Text provided:
Node.js users interested in seeing how generators interact with their async system should probably look at the Python Twisted library, which has had years to refine that pattern.


Can also check out tulip[0] which attempts to be a standardization of sort to give a common core interface to various event loop libraries, and defines a full event loop and adds coroutines on top[1].

Since it's a tentative distillation of existing systems and has an extensive design document, it might be simpler than diving into Twisted.

[0] http://www.python.org/dev/peps/pep-3156/

[1] http://www.python.org/dev/peps/pep-3156/#coroutines-and-the-...


Are generators allowed in RPython/PyPy yet? Last I checked, they were disallowed due to the difficulties of making them performant.


PyPy absolutely supports generators. Python's stdlib uses them extensively.

If you were worrying about the JIT not supporting them, it appears to just fine:

gentest.py:

  def gen():
      for i in xrange(10**9):
          yield i

  for i in gen():
      pass

  $ time python gentest.py # python 2.7

  real	1m12.956s
  user	1m12.736s
  sys	0m0.000s

  $ time pypy gentest.py # pypy 2.0.2

  real	0m5.728s
  user	0m5.708s
  sys	0m0.000s


This is awesome, thanks for the writeup. I love that Mozilla devs and Google (among many other people), keep pushing the boundaries on JavaScript. Even in just one year, its astonishing how much the web has changed..


Great, things are moving - does anybody know how far away the specs is from being finalized and when we'll see it in the browsers and not just Node?


The specification has already reached "draft", so it's usually pretty stable at that point. Firefox has actually included generators for awhile now (https://developer.mozilla.org/en-US/docs/Web/JavaScript/Guid...), but their implementation is based on JavaScript 1.7, rather than ES6. The end implementation was pretty close, but didn't include the function* syntax (I don't believe they implemented yield* either). Regarding timeline, that's obviously hard to guess at from an external perspective, but most browser vendors seem to be comfortable enough with developing against draft-level specs, so hopefully soon.


It's hard to say, but I think a year is an optimistic guess, and closer to two years more realistic. That's really not that long in terms of browser years though, and you can start building stuff on it today if you want to build a product for the future.

Given information:
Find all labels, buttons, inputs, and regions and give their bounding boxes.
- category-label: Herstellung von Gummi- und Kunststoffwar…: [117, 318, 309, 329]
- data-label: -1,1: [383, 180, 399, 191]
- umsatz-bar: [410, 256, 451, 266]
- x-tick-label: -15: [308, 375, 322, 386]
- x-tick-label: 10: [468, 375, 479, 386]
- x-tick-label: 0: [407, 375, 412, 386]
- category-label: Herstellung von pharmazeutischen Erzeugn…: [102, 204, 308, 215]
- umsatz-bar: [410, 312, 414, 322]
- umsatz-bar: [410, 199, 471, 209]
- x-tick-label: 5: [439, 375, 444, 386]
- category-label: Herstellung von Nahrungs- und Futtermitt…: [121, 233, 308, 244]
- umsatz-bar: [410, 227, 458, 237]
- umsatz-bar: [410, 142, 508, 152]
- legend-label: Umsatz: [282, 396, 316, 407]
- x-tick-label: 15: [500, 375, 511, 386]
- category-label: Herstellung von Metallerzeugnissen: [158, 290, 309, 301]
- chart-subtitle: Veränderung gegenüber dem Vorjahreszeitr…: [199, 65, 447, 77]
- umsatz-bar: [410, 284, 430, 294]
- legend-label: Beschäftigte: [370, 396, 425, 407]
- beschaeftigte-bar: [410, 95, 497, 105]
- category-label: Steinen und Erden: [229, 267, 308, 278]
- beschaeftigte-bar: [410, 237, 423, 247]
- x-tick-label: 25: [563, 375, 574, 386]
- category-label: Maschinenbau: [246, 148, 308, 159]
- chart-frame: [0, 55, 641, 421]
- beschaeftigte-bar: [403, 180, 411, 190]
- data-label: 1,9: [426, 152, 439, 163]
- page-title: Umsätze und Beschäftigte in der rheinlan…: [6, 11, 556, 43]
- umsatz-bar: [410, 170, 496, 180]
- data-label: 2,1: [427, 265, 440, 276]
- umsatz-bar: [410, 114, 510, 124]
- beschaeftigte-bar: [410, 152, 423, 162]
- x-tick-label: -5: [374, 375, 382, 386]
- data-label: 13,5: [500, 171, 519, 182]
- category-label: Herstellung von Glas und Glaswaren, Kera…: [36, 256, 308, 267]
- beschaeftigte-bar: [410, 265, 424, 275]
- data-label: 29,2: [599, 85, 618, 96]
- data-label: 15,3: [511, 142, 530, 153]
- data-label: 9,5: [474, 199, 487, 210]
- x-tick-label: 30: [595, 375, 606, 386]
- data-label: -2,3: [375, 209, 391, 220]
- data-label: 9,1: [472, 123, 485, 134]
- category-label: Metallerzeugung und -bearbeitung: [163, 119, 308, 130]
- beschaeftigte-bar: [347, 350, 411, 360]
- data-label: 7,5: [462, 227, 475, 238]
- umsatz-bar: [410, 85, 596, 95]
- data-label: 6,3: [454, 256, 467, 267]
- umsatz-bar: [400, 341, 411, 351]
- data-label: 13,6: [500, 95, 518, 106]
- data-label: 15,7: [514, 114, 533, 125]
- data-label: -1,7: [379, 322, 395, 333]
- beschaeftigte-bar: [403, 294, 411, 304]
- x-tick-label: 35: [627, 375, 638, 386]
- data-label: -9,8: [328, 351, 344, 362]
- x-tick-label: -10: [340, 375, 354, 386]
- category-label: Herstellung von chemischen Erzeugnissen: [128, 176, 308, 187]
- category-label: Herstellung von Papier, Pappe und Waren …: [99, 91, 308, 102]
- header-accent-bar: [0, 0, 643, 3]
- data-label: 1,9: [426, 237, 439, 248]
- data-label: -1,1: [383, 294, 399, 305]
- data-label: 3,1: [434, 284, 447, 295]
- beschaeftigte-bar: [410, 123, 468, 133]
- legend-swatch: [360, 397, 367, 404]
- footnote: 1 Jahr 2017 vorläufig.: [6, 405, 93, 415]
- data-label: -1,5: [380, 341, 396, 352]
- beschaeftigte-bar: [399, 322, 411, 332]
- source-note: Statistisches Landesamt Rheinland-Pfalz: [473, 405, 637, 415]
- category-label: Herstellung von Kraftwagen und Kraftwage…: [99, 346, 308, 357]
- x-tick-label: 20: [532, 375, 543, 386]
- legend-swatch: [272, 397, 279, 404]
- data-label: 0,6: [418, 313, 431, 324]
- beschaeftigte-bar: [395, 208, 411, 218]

Work to complete:
- a) In the comment thread about generators, which version of PyPy was used for the timing test?
- b) Could you reproduce the section of the generators comment thread that begins with the words containing "Node.js users interested" and ends with "coroutines on top[1]."?
- c) What timing figures does the generators comment thread give for the PyPy run of gentest.py?

Solutions below:
- a) PyPy 2.0.2

- b)
Node.js users interested in seeing how generators interact with their async system should probably look at the Python Twisted library, which has had years to refine that pattern.


Can also check out tulip[0] which attempts to be a standardization of sort to give a common core interface to various event loop libraries, and defines a full event loop and adds coroutines on top[1].

- c)
- real: 0m5.728s
- user: 0m5.708s
- sys: 0m0.000s